* Entries provided *

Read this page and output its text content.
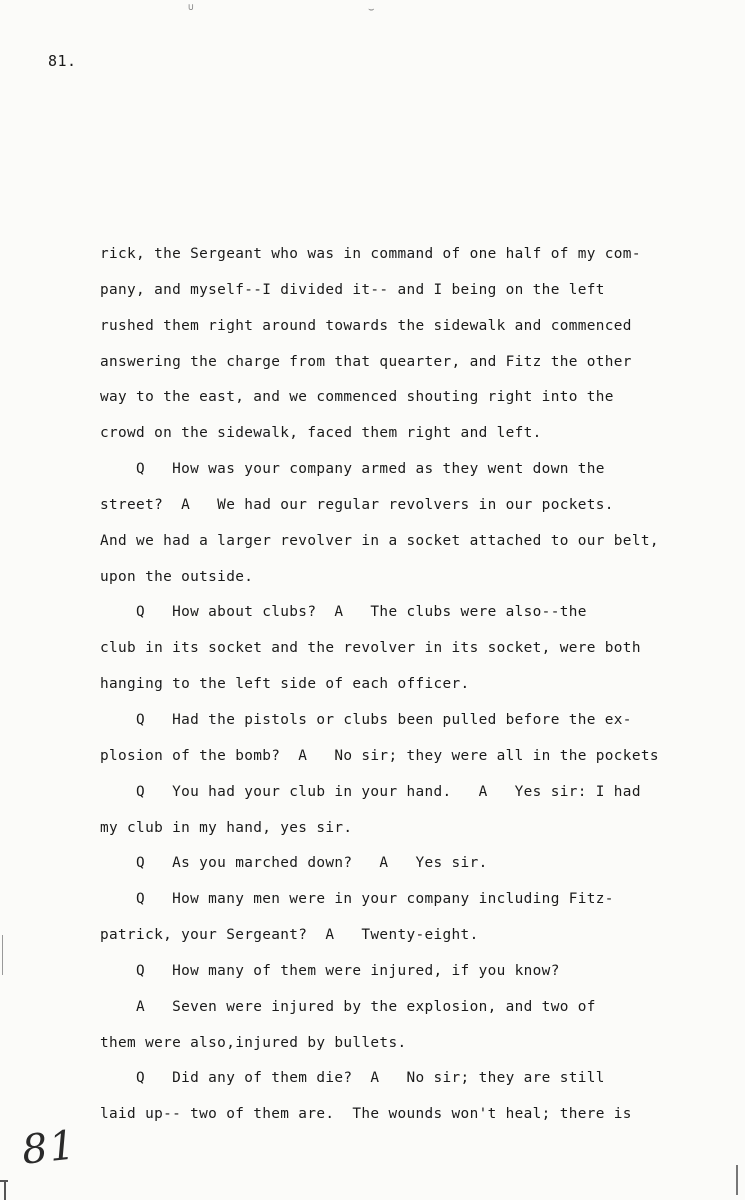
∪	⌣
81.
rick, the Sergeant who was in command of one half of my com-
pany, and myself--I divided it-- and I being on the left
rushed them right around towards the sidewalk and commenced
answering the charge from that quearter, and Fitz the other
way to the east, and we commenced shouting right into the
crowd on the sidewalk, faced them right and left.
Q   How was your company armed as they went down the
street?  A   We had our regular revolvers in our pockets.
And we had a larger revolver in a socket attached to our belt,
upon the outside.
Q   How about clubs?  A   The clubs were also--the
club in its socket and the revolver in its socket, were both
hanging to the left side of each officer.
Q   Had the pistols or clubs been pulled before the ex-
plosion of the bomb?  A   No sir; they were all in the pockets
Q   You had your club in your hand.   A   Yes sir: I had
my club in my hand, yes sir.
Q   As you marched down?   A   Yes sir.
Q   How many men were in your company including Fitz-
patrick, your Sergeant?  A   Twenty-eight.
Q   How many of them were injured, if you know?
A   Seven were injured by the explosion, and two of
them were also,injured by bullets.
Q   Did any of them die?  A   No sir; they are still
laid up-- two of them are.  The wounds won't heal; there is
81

* Written problem *
Every record above should be transcribed exactly; the pictures stay out of the copy.

* Solved problem *
Read this page and output its text content.
∪	⌣
81.
rick, the Sergeant who was in command of one half of my com-
pany, and myself--I divided it-- and I being on the left
rushed them right around towards the sidewalk and commenced
answering the charge from that quearter, and Fitz the other
way to the east, and we commenced shouting right into the
crowd on the sidewalk, faced them right and left.
Q   How was your company armed as they went down the
street?  A   We had our regular revolvers in our pockets.
And we had a larger revolver in a socket attached to our belt,
upon the outside.
Q   How about clubs?  A   The clubs were also--the
club in its socket and the revolver in its socket, were both
hanging to the left side of each officer.
Q   Had the pistols or clubs been pulled before the ex-
plosion of the bomb?  A   No sir; they were all in the pockets
Q   You had your club in your hand.   A   Yes sir: I had
my club in my hand, yes sir.
Q   As you marched down?   A   Yes sir.
Q   How many men were in your company including Fitz-
patrick, your Sergeant?  A   Twenty-eight.
Q   How many of them were injured, if you know?
A   Seven were injured by the explosion, and two of
them were also,injured by bullets.
Q   Did any of them die?  A   No sir; they are still
laid up-- two of them are.  The wounds won't heal; there is
81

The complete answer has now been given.